→ Input:
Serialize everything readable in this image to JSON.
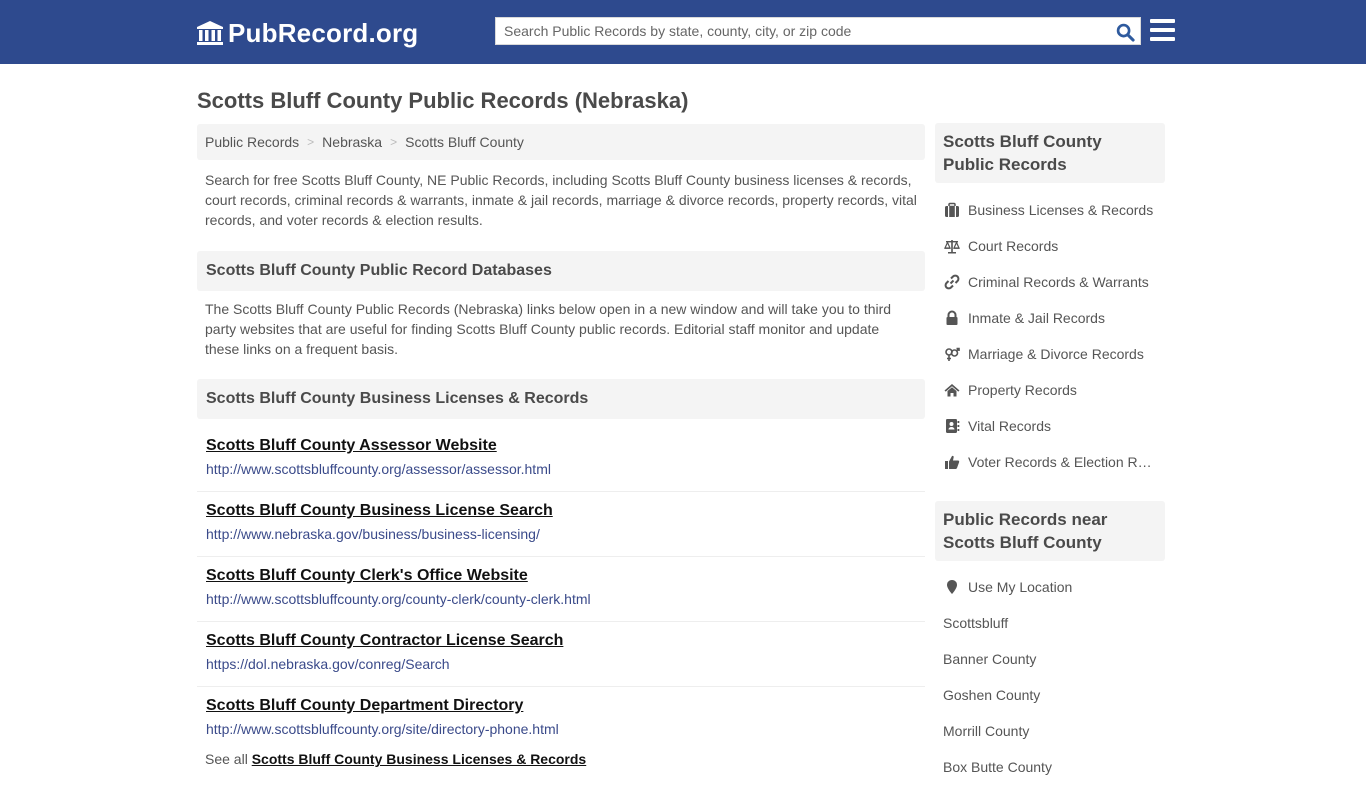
{
  "header": {
    "logo_text": "PubRecord.org",
    "search_placeholder": "Search Public Records by state, county, city, or zip code",
    "search_value": ""
  },
  "page": {
    "title": "Scotts Bluff County Public Records (Nebraska)",
    "breadcrumb": [
      "Public Records",
      "Nebraska",
      "Scotts Bluff County"
    ],
    "breadcrumb_separator": ">",
    "intro": "Search for free Scotts Bluff County, NE Public Records, including Scotts Bluff County business licenses & records, court records, criminal records & warrants, inmate & jail records, marriage & divorce records, property records, vital records, and voter records & election results."
  },
  "databases": {
    "heading": "Scotts Bluff County Public Record Databases",
    "description": "The Scotts Bluff County Public Records (Nebraska) links below open in a new window and will take you to third party websites that are useful for finding Scotts Bluff County public records. Editorial staff monitor and update these links on a frequent basis."
  },
  "business": {
    "heading": "Scotts Bluff County Business Licenses & Records",
    "links": [
      {
        "title": "Scotts Bluff County Assessor Website",
        "url": "http://www.scottsbluffcounty.org/assessor/assessor.html"
      },
      {
        "title": "Scotts Bluff County Business License Search",
        "url": "http://www.nebraska.gov/business/business-licensing/"
      },
      {
        "title": "Scotts Bluff County Clerk's Office Website",
        "url": "http://www.scottsbluffcounty.org/county-clerk/county-clerk.html"
      },
      {
        "title": "Scotts Bluff County Contractor License Search",
        "url": "https://dol.nebraska.gov/conreg/Search"
      },
      {
        "title": "Scotts Bluff County Department Directory",
        "url": "http://www.scottsbluffcounty.org/site/directory-phone.html"
      }
    ],
    "see_all_prefix": "See all",
    "see_all_link": "Scotts Bluff County Business Licenses & Records"
  },
  "sidebar": {
    "records_heading": "Scotts Bluff County Public Records",
    "records": [
      {
        "label": "Business Licenses & Records",
        "icon": "briefcase-icon"
      },
      {
        "label": "Court Records",
        "icon": "balance-scale-icon"
      },
      {
        "label": "Criminal Records & Warrants",
        "icon": "link-icon"
      },
      {
        "label": "Inmate & Jail Records",
        "icon": "lock-icon"
      },
      {
        "label": "Marriage & Divorce Records",
        "icon": "gender-icon"
      },
      {
        "label": "Property Records",
        "icon": "home-icon"
      },
      {
        "label": "Vital Records",
        "icon": "address-book-icon"
      },
      {
        "label": "Voter Records & Election Results",
        "icon": "thumbs-up-icon"
      }
    ],
    "nearby_heading": "Public Records near Scotts Bluff County",
    "use_location": "Use My Location",
    "nearby": [
      "Scottsbluff",
      "Banner County",
      "Goshen County",
      "Morrill County",
      "Box Butte County"
    ]
  },
  "colors": {
    "brand": "#2e4a8e",
    "panel": "#f4f4f4",
    "url": "#3a4a8a"
  }
}
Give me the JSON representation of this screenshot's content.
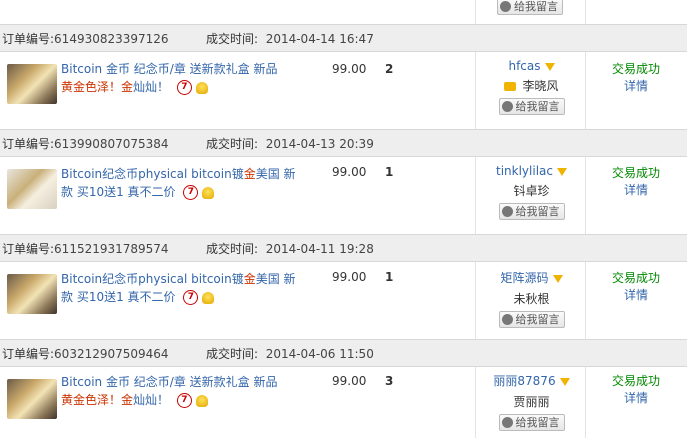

→ Exercise goal: Select every line in the records above that contains the word "JSON".

→ Response to this exercise:
Serialize everything readable in this image to JSON.
Give me the JSON representation of this screenshot's content.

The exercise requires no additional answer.